● **Aufgabe a**:
Gib aus den Datensätzen unten die Zeilen zwischen der Zeile mit "544, 476, 556]" und der Zeile mit "118, 744, 181]" einschließlich beider Zeilen Wort für Wort wieder.

● **Vorliegender Text**:
Warum aber wurde das Parlament erst jetzt darüber informiert, obwohl seit
2014 ein NSA-Untersuchungsausschuss tagt, obwohl dort BND-Chef Gerhard
Schindler und Kanzleramts-Vertreter aussagten?
Ströbele spricht von einem „unglaublichen Vorgang“. Auch der
SPD-Innenexperte Christian Flisek nennt dies „ein Stück aus dem Tollhaus“.
Die Vorwürfe seien „extrem besorgniserregend“. Bundesjustizminister Heiko
Maas (SPD) forderte strengere Regeln für den BND. „Rechtsstaat und
Grundrechte enden nicht an Deutschlands Grenzen.“
## Schon bei NSA-Selektoren schwieg das Kanzleramt
Wie ernst die Vorwürfe sind, beweist, dass das Bundestagskontrollgremium
umgehend beschloss, eine Taskforce kommende Woche in die BND-Zentrale in
Pullach zu schicken und die Vorwürfe dort zu prüfen. Noch am
Donnerstagabend sollte das Gremium in einer Sondersitzung erneut von der
Regierung informiert werden.

● **Aufgabe b**:
Woran lässt sich laut dem Text über die Vorwürfe gegen den BND erkennen, wie ernst diese sind? Antworte in ein bis drei Sätzen.

● **Auszüge aus Datensätzen**:
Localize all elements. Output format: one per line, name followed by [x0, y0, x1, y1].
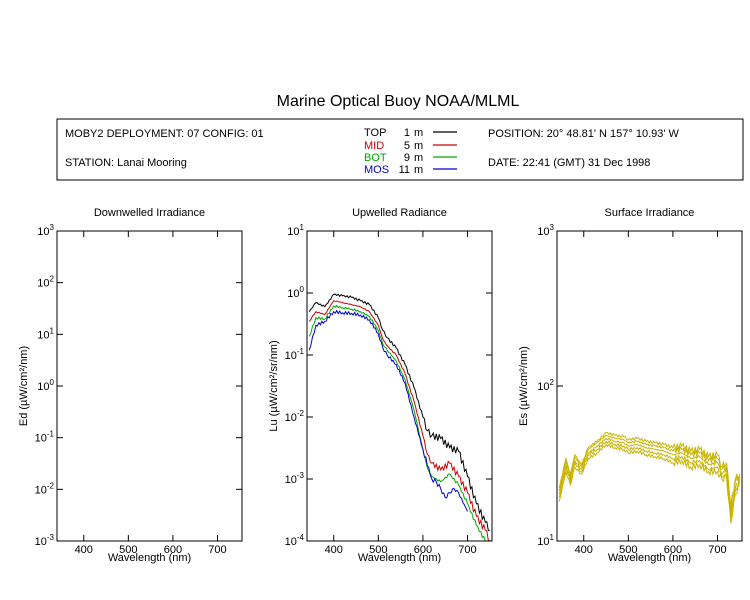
x-tick-label: 700	[458, 544, 476, 556]
series-line-es-scan-5	[558, 443, 741, 524]
y-tick-label: 10-3	[35, 533, 55, 548]
deployment-text: MOBY2 DEPLOYMENT: 07 CONFIG: 01	[65, 128, 264, 140]
y-tick-label: 102	[537, 378, 554, 393]
x-tick-label: 400	[75, 544, 93, 556]
series-line-es-scan-1	[558, 431, 741, 506]
series-line-es-scan-3	[558, 437, 741, 514]
x-tick-label: 400	[325, 544, 343, 556]
x-tick-label: 500	[119, 544, 137, 556]
series-group	[308, 293, 491, 541]
station-text: STATION: Lanai Mooring	[65, 157, 187, 169]
x-axis-label: Wavelength (nm)	[608, 552, 691, 564]
figure-title: Marine Optical Buoy NOAA/MLML	[277, 93, 520, 110]
y-tick-label: 100	[37, 378, 54, 393]
y-tick-label: 103	[37, 223, 54, 238]
legend-depth-mid: 5	[404, 140, 410, 152]
legend-unit-top: m	[414, 127, 423, 139]
panel-downwelled-irradiance: Downwelled Irradiance 400 500 600 700 10-3 10-…	[18, 207, 243, 564]
x-tick-label: 700	[708, 544, 726, 556]
legend-unit-mos: m	[414, 164, 423, 176]
x-tick-label: 500	[369, 544, 387, 556]
y-axis-label: Lu (µW/cm²/sr/nm)	[268, 340, 280, 431]
y-axis-label: Ed (µW/cm²/nm)	[18, 346, 30, 426]
series-line-mos	[308, 309, 468, 512]
y-tick-label: 102	[37, 275, 54, 290]
legend-name-mid: MID	[364, 140, 384, 152]
legend-name-top: TOP	[364, 127, 386, 139]
x-tick-label: 600	[664, 544, 682, 556]
x-tick-label: 600	[164, 544, 182, 556]
y-tick-label: 10-3	[285, 471, 305, 486]
x-axis-label: Wavelength (nm)	[108, 552, 191, 564]
legend-depth-mos: 11	[399, 164, 410, 176]
panel-title: Surface Irradiance	[605, 207, 695, 219]
x-tick-label: 500	[619, 544, 637, 556]
y-tick-label: 103	[537, 223, 554, 238]
x-axis-label: Wavelength (nm)	[358, 552, 441, 564]
legend-name-bot: BOT	[364, 152, 387, 164]
panel-title: Upwelled Radiance	[352, 207, 447, 219]
panel-upwelled-radiance: Upwelled Radiance 400 500 600 700 10-4 10-3 10-…	[268, 207, 493, 564]
y-tick-label: 10-1	[35, 430, 55, 445]
legend-name-mos: MOS	[364, 164, 389, 176]
y-tick-label: 10-1	[285, 347, 305, 362]
series-group	[558, 431, 741, 524]
legend-depth-top: 1	[404, 127, 410, 139]
y-tick-label: 101	[37, 326, 54, 341]
plot-frame	[306, 230, 493, 542]
info-box	[56, 118, 744, 181]
series-line-es-scan-2	[558, 434, 741, 510]
y-tick-label: 10-2	[285, 409, 305, 424]
y-tick-label: 101	[287, 223, 304, 238]
date-text: DATE: 22:41 (GMT) 31 Dec 1998	[488, 157, 650, 169]
panel-surface-irradiance: Surface Irradiance 400 500 600 700 101 102 103 W…	[518, 207, 743, 564]
x-tick-label: 400	[575, 544, 593, 556]
series-line-mid	[308, 300, 491, 541]
legend-unit-mid: m	[414, 140, 423, 152]
y-tick-label: 10-4	[285, 533, 305, 548]
plot-frame	[556, 230, 743, 542]
y-tick-label: 100	[287, 285, 304, 300]
y-tick-label: 10-2	[35, 481, 55, 496]
y-tick-label: 101	[537, 533, 554, 548]
x-tick-label: 600	[414, 544, 432, 556]
x-tick-label: 700	[208, 544, 226, 556]
y-axis-label: Es (µW/cm²/nm)	[518, 346, 530, 426]
legend-depth-bot: 9	[404, 152, 410, 164]
panel-title: Downwelled Irradiance	[94, 207, 205, 219]
series-line-es-scan-4	[558, 440, 741, 519]
legend-unit-bot: m	[414, 152, 423, 164]
series-line-top	[308, 293, 490, 532]
position-text: POSITION: 20° 48.81' N 157° 10.93' W	[488, 128, 680, 140]
series-line-bot	[308, 304, 486, 541]
plot-frame	[56, 230, 243, 542]
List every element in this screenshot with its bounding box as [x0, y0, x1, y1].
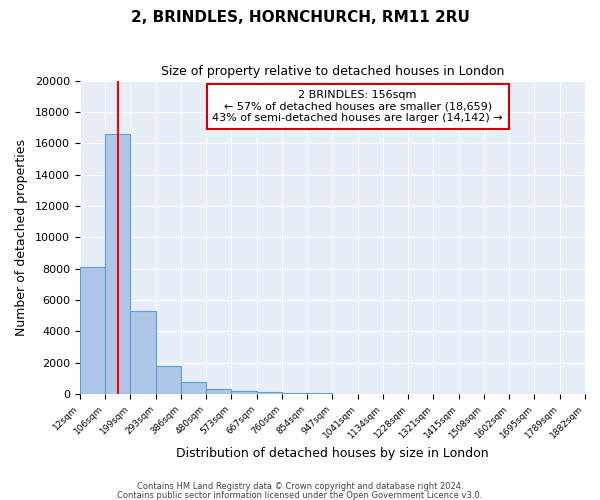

● **Endgültige Antwort a**:
x-tick-label: 700	[458, 544, 476, 556]
series-line-es-scan-5	[558, 443, 741, 524]
y-tick-label: 10-3	[35, 533, 55, 548]
deployment-text: MOBY2 DEPLOYMENT: 07 CONFIG: 01	[65, 128, 264, 140]
y-tick-label: 102	[537, 378, 554, 393]
x-tick-label: 400	[75, 544, 93, 556]
series-line-es-scan-1	[558, 431, 741, 506]
series-line-es-scan-3	[558, 437, 741, 514]
x-tick-label: 400	[325, 544, 343, 556]
x-tick-label: 500	[119, 544, 137, 556]
series-group	[308, 293, 491, 541]
station-text: STATION: Lanai Mooring	[65, 157, 187, 169]
x-axis-label: Wavelength (nm)	[608, 552, 691, 564]
figure-title: Marine Optical Buoy NOAA/MLML	[277, 93, 520, 110]
y-tick-label: 100	[37, 378, 54, 393]
y-tick-label: 103	[37, 223, 54, 238]
legend-depth-mid: 5	[404, 140, 410, 152]
legend-unit-top: m	[414, 127, 423, 139]
panel-downwelled-irradiance: Downwelled Irradiance 400 500 600 700 10-3 10-…	[18, 207, 243, 564]
x-tick-label: 700	[708, 544, 726, 556]
legend-unit-mos: m	[414, 164, 423, 176]
x-tick-label: 500	[369, 544, 387, 556]
y-axis-label: Lu (µW/cm²/sr/nm)	[268, 340, 280, 431]
y-axis-label: Ed (µW/cm²/nm)	[18, 346, 30, 426]
series-line-mos	[308, 309, 468, 512]
y-tick-label: 102	[37, 275, 54, 290]
legend-name-mid: MID	[364, 140, 384, 152]
legend-name-top: TOP	[364, 127, 386, 139]
x-tick-label: 600	[664, 544, 682, 556]
x-tick-label: 600	[164, 544, 182, 556]
y-tick-label: 10-3	[285, 471, 305, 486]
x-axis-label: Wavelength (nm)	[108, 552, 191, 564]
legend-depth-mos: 11	[399, 164, 410, 176]
panel-title: Surface Irradiance	[605, 207, 695, 219]
x-tick-label: 500	[619, 544, 637, 556]
y-tick-label: 103	[537, 223, 554, 238]
x-axis-label: Wavelength (nm)	[358, 552, 441, 564]
legend-name-bot: BOT	[364, 152, 387, 164]
panel-title: Upwelled Radiance	[352, 207, 447, 219]
panel-upwelled-radiance: Upwelled Radiance 400 500 600 700 10-4 10-3 10-…	[268, 207, 493, 564]
y-tick-label: 10-1	[35, 430, 55, 445]
legend-name-mos: MOS	[364, 164, 389, 176]
y-tick-label: 10-1	[285, 347, 305, 362]
series-group	[558, 431, 741, 524]
legend-depth-top: 1	[404, 127, 410, 139]
y-tick-label: 101	[37, 326, 54, 341]
plot-frame	[306, 230, 493, 542]
info-box	[56, 118, 744, 181]

● **Endgültige Antwort b**:
Das Bundestagskontrollgremium hat sofort beschlossen, kommende Woche eine Taskforce in die BND-Zentrale in Pullach zu schicken und die Vorwürfe dort zu prüfen.